What to do >>
All records below must be retyped exactly.

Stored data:
____________

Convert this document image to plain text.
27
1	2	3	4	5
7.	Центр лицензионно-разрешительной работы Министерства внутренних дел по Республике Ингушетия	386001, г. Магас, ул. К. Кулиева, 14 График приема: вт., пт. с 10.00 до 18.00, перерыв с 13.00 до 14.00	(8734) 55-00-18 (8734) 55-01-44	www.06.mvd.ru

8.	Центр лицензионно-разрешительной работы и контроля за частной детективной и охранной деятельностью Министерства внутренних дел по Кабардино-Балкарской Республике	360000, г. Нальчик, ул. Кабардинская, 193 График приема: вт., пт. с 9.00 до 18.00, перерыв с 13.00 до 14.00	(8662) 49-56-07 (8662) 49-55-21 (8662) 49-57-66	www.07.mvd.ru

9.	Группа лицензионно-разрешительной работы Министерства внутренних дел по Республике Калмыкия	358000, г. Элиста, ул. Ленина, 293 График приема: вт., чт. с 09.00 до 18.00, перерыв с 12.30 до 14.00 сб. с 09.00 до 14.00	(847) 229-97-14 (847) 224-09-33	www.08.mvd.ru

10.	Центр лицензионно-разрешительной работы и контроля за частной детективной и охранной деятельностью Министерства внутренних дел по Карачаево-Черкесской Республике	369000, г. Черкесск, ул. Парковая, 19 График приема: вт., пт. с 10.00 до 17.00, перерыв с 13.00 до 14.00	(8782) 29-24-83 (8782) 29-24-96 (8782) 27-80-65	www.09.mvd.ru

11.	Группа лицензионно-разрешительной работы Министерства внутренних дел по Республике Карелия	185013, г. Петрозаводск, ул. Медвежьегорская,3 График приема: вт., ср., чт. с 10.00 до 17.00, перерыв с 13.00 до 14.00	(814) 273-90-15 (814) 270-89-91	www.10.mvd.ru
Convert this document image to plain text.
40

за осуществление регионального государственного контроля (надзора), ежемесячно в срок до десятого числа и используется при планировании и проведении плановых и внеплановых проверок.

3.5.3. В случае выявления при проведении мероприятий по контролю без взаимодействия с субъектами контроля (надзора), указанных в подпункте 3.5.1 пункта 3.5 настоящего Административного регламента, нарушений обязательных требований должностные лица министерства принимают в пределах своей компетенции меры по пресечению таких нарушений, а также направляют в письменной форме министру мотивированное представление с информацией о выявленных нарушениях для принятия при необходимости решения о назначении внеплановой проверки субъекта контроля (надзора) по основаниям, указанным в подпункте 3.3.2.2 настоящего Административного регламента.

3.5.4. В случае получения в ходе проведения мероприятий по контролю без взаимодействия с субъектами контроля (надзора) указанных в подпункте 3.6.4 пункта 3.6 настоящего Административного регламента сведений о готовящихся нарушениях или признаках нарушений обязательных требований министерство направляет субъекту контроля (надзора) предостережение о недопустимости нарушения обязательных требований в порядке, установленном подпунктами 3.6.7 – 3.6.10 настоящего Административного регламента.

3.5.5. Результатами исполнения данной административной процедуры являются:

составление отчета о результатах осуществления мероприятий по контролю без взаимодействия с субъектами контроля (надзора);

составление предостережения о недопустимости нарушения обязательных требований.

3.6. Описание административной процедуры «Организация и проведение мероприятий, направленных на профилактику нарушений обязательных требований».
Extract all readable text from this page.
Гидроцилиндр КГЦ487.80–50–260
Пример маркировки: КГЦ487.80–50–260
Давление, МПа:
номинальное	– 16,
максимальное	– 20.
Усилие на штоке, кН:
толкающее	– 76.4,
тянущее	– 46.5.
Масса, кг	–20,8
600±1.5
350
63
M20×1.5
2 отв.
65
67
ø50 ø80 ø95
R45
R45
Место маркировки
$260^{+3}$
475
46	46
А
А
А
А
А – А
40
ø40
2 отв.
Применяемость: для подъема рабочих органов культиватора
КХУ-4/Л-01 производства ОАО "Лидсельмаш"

____________

Full response >>
Convert this document image to plain text.
27
1	2	3	4	5
7.	Центр лицензионно-разрешительной работы Министерства внутренних дел по Республике Ингушетия	386001, г. Магас, ул. К. Кулиева, 14 График приема: вт., пт. с 10.00 до 18.00, перерыв с 13.00 до 14.00	(8734) 55-00-18 (8734) 55-01-44	www.06.mvd.ru

8.	Центр лицензионно-разрешительной работы и контроля за частной детективной и охранной деятельностью Министерства внутренних дел по Кабардино-Балкарской Республике	360000, г. Нальчик, ул. Кабардинская, 193 График приема: вт., пт. с 9.00 до 18.00, перерыв с 13.00 до 14.00	(8662) 49-56-07 (8662) 49-55-21 (8662) 49-57-66	www.07.mvd.ru

9.	Группа лицензионно-разрешительной работы Министерства внутренних дел по Республике Калмыкия	358000, г. Элиста, ул. Ленина, 293 График приема: вт., чт. с 09.00 до 18.00, перерыв с 12.30 до 14.00 сб. с 09.00 до 14.00	(847) 229-97-14 (847) 224-09-33	www.08.mvd.ru

10.	Центр лицензионно-разрешительной работы и контроля за частной детективной и охранной деятельностью Министерства внутренних дел по Карачаево-Черкесской Республике	369000, г. Черкесск, ул. Парковая, 19 График приема: вт., пт. с 10.00 до 17.00, перерыв с 13.00 до 14.00	(8782) 29-24-83 (8782) 29-24-96 (8782) 27-80-65	www.09.mvd.ru

11.	Группа лицензионно-разрешительной работы Министерства внутренних дел по Республике Карелия	185013, г. Петрозаводск, ул. Медвежьегорская,3 График приема: вт., ср., чт. с 10.00 до 17.00, перерыв с 13.00 до 14.00	(814) 273-90-15 (814) 270-89-91	www.10.mvd.ru
Convert this document image to plain text.
40

за осуществление регионального государственного контроля (надзора), ежемесячно в срок до десятого числа и используется при планировании и проведении плановых и внеплановых проверок.

3.5.3. В случае выявления при проведении мероприятий по контролю без взаимодействия с субъектами контроля (надзора), указанных в подпункте 3.5.1 пункта 3.5 настоящего Административного регламента, нарушений обязательных требований должностные лица министерства принимают в пределах своей компетенции меры по пресечению таких нарушений, а также направляют в письменной форме министру мотивированное представление с информацией о выявленных нарушениях для принятия при необходимости решения о назначении внеплановой проверки субъекта контроля (надзора) по основаниям, указанным в подпункте 3.3.2.2 настоящего Административного регламента.

3.5.4. В случае получения в ходе проведения мероприятий по контролю без взаимодействия с субъектами контроля (надзора) указанных в подпункте 3.6.4 пункта 3.6 настоящего Административного регламента сведений о готовящихся нарушениях или признаках нарушений обязательных требований министерство направляет субъекту контроля (надзора) предостережение о недопустимости нарушения обязательных требований в порядке, установленном подпунктами 3.6.7 – 3.6.10 настоящего Административного регламента.

3.5.5. Результатами исполнения данной административной процедуры являются:

составление отчета о результатах осуществления мероприятий по контролю без взаимодействия с субъектами контроля (надзора);

составление предостережения о недопустимости нарушения обязательных требований.

3.6. Описание административной процедуры «Организация и проведение мероприятий, направленных на профилактику нарушений обязательных требований».
Extract all readable text from this page.
Гидроцилиндр КГЦ487.80–50–260
Пример маркировки: КГЦ487.80–50–260
Давление, МПа:
номинальное	– 16,
максимальное	– 20.
Усилие на штоке, кН:
толкающее	– 76.4,
тянущее	– 46.5.
Масса, кг	–20,8
600±1.5
350
63
M20×1.5
2 отв.
65
67
ø50 ø80 ø95
R45
R45
Место маркировки
$260^{+3}$
475
46	46
А
А
А
А
А – А
40
ø40
2 отв.
Применяемость: для подъема рабочих органов культиватора
КХУ-4/Л-01 производства ОАО "Лидсельмаш"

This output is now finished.